Data records:
▬▬▬▬▬▬▬▬▬▬
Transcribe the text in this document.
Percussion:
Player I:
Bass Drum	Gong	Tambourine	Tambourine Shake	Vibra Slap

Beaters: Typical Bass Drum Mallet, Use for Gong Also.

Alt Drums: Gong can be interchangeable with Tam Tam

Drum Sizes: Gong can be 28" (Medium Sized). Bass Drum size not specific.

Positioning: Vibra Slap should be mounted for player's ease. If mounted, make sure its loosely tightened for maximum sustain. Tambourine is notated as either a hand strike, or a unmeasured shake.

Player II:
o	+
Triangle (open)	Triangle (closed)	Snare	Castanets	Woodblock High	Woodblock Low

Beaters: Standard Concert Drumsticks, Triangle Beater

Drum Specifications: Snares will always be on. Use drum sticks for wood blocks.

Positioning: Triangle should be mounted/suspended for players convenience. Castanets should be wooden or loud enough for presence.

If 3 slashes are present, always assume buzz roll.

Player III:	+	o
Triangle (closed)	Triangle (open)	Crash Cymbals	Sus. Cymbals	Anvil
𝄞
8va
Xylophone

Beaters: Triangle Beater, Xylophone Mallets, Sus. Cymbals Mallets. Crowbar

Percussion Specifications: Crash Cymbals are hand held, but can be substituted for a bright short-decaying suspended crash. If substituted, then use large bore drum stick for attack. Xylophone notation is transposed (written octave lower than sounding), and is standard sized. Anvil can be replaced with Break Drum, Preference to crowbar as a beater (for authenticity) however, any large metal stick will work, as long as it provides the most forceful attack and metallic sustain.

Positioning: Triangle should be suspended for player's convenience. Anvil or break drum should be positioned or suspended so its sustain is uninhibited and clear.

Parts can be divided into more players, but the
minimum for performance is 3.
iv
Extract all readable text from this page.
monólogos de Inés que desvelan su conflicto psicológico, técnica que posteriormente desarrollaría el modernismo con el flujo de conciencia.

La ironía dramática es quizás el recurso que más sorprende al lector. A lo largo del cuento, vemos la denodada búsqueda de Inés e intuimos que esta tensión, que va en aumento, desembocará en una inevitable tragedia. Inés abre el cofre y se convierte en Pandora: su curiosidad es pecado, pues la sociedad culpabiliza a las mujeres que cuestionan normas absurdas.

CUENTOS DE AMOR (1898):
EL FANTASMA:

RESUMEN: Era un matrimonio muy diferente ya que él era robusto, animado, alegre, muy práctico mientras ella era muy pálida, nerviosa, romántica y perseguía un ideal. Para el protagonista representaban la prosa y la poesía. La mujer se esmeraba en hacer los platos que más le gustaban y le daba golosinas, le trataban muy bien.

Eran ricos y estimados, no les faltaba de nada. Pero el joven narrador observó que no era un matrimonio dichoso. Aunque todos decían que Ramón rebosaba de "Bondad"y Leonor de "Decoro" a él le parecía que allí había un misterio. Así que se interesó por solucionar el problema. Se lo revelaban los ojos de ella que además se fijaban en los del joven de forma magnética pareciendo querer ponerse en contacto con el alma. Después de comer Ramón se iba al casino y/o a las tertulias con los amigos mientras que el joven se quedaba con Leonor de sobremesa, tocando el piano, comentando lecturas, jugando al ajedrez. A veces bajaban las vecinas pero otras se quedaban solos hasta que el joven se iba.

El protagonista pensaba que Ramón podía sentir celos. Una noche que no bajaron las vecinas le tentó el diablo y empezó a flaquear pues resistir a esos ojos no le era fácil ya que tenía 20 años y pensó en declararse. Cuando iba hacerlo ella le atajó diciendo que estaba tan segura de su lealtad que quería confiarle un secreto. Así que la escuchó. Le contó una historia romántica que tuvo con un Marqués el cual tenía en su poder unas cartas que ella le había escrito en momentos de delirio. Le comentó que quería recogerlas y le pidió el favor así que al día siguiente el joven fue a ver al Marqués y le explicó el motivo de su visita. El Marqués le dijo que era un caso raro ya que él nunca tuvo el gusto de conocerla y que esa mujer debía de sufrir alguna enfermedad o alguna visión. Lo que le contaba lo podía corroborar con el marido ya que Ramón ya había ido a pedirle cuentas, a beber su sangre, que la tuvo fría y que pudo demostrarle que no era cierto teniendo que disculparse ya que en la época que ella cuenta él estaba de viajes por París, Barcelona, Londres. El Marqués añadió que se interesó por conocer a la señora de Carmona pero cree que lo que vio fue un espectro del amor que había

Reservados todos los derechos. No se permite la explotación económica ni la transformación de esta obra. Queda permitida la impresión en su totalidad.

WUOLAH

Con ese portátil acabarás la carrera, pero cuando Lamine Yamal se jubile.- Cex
▬▬▬▬▬▬▬▬▬▬
Output the full listing without altering anything.

Problem solution:
Transcribe the text in this document.
Percussion:
Player I:
Bass Drum	Gong	Tambourine	Tambourine Shake	Vibra Slap

Beaters: Typical Bass Drum Mallet, Use for Gong Also.

Alt Drums: Gong can be interchangeable with Tam Tam

Drum Sizes: Gong can be 28" (Medium Sized). Bass Drum size not specific.

Positioning: Vibra Slap should be mounted for player's ease. If mounted, make sure its loosely tightened for maximum sustain. Tambourine is notated as either a hand strike, or a unmeasured shake.

Player II:
o	+
Triangle (open)	Triangle (closed)	Snare	Castanets	Woodblock High	Woodblock Low

Beaters: Standard Concert Drumsticks, Triangle Beater

Drum Specifications: Snares will always be on. Use drum sticks for wood blocks.

Positioning: Triangle should be mounted/suspended for players convenience. Castanets should be wooden or loud enough for presence.

If 3 slashes are present, always assume buzz roll.

Player III:	+	o
Triangle (closed)	Triangle (open)	Crash Cymbals	Sus. Cymbals	Anvil
𝄞
8va
Xylophone

Beaters: Triangle Beater, Xylophone Mallets, Sus. Cymbals Mallets. Crowbar

Percussion Specifications: Crash Cymbals are hand held, but can be substituted for a bright short-decaying suspended crash. If substituted, then use large bore drum stick for attack. Xylophone notation is transposed (written octave lower than sounding), and is standard sized. Anvil can be replaced with Break Drum, Preference to crowbar as a beater (for authenticity) however, any large metal stick will work, as long as it provides the most forceful attack and metallic sustain.

Positioning: Triangle should be suspended for player's convenience. Anvil or break drum should be positioned or suspended so its sustain is uninhibited and clear.

Parts can be divided into more players, but the
minimum for performance is 3.
iv
Extract all readable text from this page.
monólogos de Inés que desvelan su conflicto psicológico, técnica que posteriormente desarrollaría el modernismo con el flujo de conciencia.

La ironía dramática es quizás el recurso que más sorprende al lector. A lo largo del cuento, vemos la denodada búsqueda de Inés e intuimos que esta tensión, que va en aumento, desembocará en una inevitable tragedia. Inés abre el cofre y se convierte en Pandora: su curiosidad es pecado, pues la sociedad culpabiliza a las mujeres que cuestionan normas absurdas.

CUENTOS DE AMOR (1898):
EL FANTASMA:

RESUMEN: Era un matrimonio muy diferente ya que él era robusto, animado, alegre, muy práctico mientras ella era muy pálida, nerviosa, romántica y perseguía un ideal. Para el protagonista representaban la prosa y la poesía. La mujer se esmeraba en hacer los platos que más le gustaban y le daba golosinas, le trataban muy bien.

Eran ricos y estimados, no les faltaba de nada. Pero el joven narrador observó que no era un matrimonio dichoso. Aunque todos decían que Ramón rebosaba de "Bondad"y Leonor de "Decoro" a él le parecía que allí había un misterio. Así que se interesó por solucionar el problema. Se lo revelaban los ojos de ella que además se fijaban en los del joven de forma magnética pareciendo querer ponerse en contacto con el alma. Después de comer Ramón se iba al casino y/o a las tertulias con los amigos mientras que el joven se quedaba con Leonor de sobremesa, tocando el piano, comentando lecturas, jugando al ajedrez. A veces bajaban las vecinas pero otras se quedaban solos hasta que el joven se iba.

El protagonista pensaba que Ramón podía sentir celos. Una noche que no bajaron las vecinas le tentó el diablo y empezó a flaquear pues resistir a esos ojos no le era fácil ya que tenía 20 años y pensó en declararse. Cuando iba hacerlo ella le atajó diciendo que estaba tan segura de su lealtad que quería confiarle un secreto. Así que la escuchó. Le contó una historia romántica que tuvo con un Marqués el cual tenía en su poder unas cartas que ella le había escrito en momentos de delirio. Le comentó que quería recogerlas y le pidió el favor así que al día siguiente el joven fue a ver al Marqués y le explicó el motivo de su visita. El Marqués le dijo que era un caso raro ya que él nunca tuvo el gusto de conocerla y que esa mujer debía de sufrir alguna enfermedad o alguna visión. Lo que le contaba lo podía corroborar con el marido ya que Ramón ya había ido a pedirle cuentas, a beber su sangre, que la tuvo fría y que pudo demostrarle que no era cierto teniendo que disculparse ya que en la época que ella cuenta él estaba de viajes por París, Barcelona, Londres. El Marqués añadió que se interesó por conocer a la señora de Carmona pero cree que lo que vio fue un espectro del amor que había

Reservados todos los derechos. No se permite la explotación económica ni la transformación de esta obra. Queda permitida la impresión en su totalidad.

WUOLAH

Con ese portátil acabarás la carrera, pero cuando Lamine Yamal se jubile.- Cex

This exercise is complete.